DATASET:
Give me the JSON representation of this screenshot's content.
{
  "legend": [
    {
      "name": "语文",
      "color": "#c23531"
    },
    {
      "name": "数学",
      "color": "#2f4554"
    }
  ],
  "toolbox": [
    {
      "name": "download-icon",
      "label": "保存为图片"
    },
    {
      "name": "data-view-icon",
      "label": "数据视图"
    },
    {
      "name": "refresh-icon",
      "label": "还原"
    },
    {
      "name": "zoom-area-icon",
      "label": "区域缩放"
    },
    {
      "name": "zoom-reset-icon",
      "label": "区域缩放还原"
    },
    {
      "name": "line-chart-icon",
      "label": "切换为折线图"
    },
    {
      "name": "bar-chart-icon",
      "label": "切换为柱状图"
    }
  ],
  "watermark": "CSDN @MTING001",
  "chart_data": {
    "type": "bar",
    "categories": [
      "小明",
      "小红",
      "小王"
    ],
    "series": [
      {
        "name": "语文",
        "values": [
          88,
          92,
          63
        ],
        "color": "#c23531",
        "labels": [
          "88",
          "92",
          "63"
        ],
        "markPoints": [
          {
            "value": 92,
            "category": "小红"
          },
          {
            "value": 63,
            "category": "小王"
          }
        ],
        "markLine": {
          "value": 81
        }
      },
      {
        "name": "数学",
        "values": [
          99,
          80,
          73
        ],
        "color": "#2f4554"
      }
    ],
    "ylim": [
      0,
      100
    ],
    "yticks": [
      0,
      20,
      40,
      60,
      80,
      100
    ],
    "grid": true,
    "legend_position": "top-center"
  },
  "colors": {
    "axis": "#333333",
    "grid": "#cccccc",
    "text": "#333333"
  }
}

CHALLENGE: Each line of the listing should be copied exactly.

WRITTEN ANSWER:
Give me the JSON representation of this screenshot's content.
{
  "legend": [
    {
      "name": "语文",
      "color": "#c23531"
    },
    {
      "name": "数学",
      "color": "#2f4554"
    }
  ],
  "toolbox": [
    {
      "name": "download-icon",
      "label": "保存为图片"
    },
    {
      "name": "data-view-icon",
      "label": "数据视图"
    },
    {
      "name": "refresh-icon",
      "label": "还原"
    },
    {
      "name": "zoom-area-icon",
      "label": "区域缩放"
    },
    {
      "name": "zoom-reset-icon",
      "label": "区域缩放还原"
    },
    {
      "name": "line-chart-icon",
      "label": "切换为折线图"
    },
    {
      "name": "bar-chart-icon",
      "label": "切换为柱状图"
    }
  ],
  "watermark": "CSDN @MTING001",
  "chart_data": {
    "type": "bar",
    "categories": [
      "小明",
      "小红",
      "小王"
    ],
    "series": [
      {
        "name": "语文",
        "values": [
          88,
          92,
          63
        ],
        "color": "#c23531",
        "labels": [
          "88",
          "92",
          "63"
        ],
        "markPoints": [
          {
            "value": 92,
            "category": "小红"
          },
          {
            "value": 63,
            "category": "小王"
          }
        ],
        "markLine": {
          "value": 81
        }
      },
      {
        "name": "数学",
        "values": [
          99,
          80,
          73
        ],
        "color": "#2f4554"
      }
    ],
    "ylim": [
      0,
      100
    ],
    "yticks": [
      0,
      20,
      40,
      60,
      80,
      100
    ],
    "grid": true,
    "legend_position": "top-center"
  },
  "colors": {
    "axis": "#333333",
    "grid": "#cccccc",
    "text": "#333333"
  }
}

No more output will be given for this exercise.